╭─ Dataset

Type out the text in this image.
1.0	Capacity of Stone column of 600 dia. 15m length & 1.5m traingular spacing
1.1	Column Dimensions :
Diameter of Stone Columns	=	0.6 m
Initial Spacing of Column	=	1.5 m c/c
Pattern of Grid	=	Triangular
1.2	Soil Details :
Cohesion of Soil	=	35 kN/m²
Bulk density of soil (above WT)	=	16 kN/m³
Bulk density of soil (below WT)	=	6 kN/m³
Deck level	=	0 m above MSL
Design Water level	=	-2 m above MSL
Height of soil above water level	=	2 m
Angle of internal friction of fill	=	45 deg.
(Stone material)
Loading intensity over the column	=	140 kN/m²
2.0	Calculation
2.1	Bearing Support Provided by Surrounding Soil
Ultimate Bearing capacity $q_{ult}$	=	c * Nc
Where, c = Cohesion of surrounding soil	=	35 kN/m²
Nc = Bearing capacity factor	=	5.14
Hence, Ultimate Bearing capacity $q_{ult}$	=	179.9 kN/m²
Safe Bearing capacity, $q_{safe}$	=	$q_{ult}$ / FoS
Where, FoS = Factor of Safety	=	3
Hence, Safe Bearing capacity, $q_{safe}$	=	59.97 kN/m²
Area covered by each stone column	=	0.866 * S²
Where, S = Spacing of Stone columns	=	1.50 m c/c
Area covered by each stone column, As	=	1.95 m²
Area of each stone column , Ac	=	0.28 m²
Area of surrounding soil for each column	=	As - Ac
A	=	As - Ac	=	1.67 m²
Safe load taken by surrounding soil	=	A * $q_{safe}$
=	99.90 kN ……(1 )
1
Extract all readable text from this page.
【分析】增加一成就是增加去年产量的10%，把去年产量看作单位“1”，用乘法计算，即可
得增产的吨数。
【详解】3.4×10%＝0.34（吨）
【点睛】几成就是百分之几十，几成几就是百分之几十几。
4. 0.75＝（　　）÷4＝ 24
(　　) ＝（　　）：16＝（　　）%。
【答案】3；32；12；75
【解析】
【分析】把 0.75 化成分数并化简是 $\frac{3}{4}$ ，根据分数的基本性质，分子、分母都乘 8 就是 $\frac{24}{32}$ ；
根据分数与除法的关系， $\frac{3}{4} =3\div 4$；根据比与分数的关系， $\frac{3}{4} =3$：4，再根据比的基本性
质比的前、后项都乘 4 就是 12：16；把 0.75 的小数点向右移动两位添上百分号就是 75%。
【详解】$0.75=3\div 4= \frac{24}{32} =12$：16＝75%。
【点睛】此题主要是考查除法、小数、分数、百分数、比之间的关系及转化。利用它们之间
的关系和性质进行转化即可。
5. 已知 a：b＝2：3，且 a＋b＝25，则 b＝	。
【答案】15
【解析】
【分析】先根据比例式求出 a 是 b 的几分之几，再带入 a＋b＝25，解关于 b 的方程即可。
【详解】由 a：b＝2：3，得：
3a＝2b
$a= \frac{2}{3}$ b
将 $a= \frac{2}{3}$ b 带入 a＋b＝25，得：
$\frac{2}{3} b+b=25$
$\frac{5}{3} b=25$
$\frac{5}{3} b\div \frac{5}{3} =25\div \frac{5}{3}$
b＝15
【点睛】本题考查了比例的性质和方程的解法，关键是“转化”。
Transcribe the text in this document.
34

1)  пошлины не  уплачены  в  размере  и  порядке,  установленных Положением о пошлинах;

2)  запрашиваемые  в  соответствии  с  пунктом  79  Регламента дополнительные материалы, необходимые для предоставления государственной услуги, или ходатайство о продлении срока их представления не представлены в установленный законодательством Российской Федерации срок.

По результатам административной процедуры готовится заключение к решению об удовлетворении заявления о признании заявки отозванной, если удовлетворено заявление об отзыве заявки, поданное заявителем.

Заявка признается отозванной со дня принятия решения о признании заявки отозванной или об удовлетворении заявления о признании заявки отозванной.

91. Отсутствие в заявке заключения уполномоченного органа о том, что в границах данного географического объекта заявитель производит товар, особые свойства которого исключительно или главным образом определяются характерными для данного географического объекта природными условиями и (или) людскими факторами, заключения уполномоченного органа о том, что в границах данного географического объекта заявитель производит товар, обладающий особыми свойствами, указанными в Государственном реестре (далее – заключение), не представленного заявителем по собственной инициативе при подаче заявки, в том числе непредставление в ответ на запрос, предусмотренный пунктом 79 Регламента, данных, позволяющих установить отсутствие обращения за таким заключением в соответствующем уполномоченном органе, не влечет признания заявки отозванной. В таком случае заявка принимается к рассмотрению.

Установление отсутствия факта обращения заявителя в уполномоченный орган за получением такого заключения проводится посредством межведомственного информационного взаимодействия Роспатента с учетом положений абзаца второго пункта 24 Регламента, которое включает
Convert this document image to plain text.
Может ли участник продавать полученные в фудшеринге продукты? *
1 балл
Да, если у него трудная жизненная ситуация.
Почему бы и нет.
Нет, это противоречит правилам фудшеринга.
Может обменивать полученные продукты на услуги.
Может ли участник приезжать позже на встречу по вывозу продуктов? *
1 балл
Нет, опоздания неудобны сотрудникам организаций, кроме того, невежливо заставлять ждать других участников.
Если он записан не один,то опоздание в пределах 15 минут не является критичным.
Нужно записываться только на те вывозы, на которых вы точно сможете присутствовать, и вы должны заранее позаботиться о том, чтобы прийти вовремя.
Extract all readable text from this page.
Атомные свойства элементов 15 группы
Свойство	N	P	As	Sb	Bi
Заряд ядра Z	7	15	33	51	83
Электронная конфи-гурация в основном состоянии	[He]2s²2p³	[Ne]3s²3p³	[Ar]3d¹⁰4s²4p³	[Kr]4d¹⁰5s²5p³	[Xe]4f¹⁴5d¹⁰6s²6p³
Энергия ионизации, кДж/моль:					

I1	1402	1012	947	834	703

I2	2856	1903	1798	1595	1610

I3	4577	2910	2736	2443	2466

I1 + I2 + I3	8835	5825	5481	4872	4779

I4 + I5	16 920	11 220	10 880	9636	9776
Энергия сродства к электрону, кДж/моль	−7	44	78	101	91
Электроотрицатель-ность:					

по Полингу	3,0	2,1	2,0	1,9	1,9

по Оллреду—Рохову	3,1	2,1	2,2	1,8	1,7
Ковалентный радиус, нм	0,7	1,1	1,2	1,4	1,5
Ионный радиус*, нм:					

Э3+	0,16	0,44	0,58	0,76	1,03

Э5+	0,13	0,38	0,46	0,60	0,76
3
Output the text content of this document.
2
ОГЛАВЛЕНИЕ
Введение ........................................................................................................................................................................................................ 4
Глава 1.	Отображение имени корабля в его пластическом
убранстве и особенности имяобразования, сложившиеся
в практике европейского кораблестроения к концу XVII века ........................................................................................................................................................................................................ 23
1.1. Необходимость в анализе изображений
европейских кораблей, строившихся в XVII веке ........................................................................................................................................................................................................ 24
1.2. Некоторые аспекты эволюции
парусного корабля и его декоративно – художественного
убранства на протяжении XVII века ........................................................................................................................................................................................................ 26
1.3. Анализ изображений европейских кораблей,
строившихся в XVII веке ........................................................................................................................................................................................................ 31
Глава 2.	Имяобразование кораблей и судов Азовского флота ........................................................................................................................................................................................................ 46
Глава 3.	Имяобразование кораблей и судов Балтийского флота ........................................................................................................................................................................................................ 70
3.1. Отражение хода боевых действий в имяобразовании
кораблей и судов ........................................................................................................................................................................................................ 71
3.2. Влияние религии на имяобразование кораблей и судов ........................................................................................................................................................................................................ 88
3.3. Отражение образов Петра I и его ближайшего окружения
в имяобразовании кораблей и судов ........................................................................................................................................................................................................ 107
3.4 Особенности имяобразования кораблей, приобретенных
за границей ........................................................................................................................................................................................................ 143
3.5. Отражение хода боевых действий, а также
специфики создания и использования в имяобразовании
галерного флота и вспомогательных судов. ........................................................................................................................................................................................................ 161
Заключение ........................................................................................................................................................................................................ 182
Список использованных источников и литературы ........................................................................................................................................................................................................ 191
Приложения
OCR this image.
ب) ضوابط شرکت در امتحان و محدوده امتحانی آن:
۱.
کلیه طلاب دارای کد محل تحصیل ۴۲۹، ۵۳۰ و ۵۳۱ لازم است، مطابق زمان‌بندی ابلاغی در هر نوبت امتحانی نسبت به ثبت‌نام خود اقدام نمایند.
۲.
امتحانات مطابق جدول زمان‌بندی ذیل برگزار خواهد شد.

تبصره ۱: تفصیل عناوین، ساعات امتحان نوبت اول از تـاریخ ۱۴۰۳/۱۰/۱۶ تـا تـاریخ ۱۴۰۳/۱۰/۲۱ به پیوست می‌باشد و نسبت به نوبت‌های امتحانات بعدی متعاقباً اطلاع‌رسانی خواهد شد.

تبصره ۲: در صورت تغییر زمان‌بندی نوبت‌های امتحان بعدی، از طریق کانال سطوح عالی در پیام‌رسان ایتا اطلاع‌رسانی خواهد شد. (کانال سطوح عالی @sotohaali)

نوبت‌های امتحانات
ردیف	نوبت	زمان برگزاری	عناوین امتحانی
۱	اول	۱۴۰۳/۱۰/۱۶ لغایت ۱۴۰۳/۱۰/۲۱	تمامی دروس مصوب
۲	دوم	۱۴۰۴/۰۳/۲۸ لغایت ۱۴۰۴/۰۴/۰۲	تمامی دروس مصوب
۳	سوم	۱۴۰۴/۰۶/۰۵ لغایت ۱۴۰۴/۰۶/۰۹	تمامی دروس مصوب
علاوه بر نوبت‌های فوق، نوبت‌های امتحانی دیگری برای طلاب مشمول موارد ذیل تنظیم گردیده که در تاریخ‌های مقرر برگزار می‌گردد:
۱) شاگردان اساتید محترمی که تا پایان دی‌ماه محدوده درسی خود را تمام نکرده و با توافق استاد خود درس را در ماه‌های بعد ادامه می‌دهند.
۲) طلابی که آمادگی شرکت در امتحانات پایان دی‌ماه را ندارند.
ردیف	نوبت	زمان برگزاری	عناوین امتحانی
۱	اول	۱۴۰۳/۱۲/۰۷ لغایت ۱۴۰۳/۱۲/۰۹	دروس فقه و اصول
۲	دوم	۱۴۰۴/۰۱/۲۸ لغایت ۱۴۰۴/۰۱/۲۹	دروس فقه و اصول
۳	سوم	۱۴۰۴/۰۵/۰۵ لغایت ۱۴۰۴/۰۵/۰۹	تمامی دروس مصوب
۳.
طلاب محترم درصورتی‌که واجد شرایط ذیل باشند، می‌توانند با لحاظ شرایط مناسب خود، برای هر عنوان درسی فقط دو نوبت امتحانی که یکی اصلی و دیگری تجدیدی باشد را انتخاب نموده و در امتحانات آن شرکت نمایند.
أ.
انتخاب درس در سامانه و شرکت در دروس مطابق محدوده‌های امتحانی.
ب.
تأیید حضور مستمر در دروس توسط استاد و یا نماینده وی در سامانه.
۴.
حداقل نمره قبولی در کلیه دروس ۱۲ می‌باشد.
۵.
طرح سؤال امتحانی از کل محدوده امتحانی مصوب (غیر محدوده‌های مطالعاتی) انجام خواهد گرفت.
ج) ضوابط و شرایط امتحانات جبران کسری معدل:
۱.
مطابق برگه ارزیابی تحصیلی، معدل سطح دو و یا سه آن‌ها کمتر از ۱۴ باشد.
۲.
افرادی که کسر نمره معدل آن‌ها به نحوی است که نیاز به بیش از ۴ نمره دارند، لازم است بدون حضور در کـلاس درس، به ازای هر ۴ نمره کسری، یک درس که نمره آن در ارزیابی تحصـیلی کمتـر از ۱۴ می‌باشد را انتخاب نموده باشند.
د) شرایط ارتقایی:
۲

╰─

Problem to work on – Pull every line containing "تبصره" out of the data above.

The answer –
تبصره ۱: تفصیل عناوین، ساعات امتحان نوبت اول از تـاریخ ۱۴۰۳/۱۰/۱۶ تـا تـاریخ ۱۴۰۳/۱۰/۲۱ به پیوست می‌باشد و نسبت به نوبت‌های امتحانات بعدی متعاقباً اطلاع‌رسانی خواهد شد.
تبصره ۲: در صورت تغییر زمان‌بندی نوبت‌های امتحان بعدی، از طریق کانال سطوح عالی در پیام‌رسان ایتا اطلاع‌رسانی خواهد شد. (کانال سطوح عالی @sotohaali)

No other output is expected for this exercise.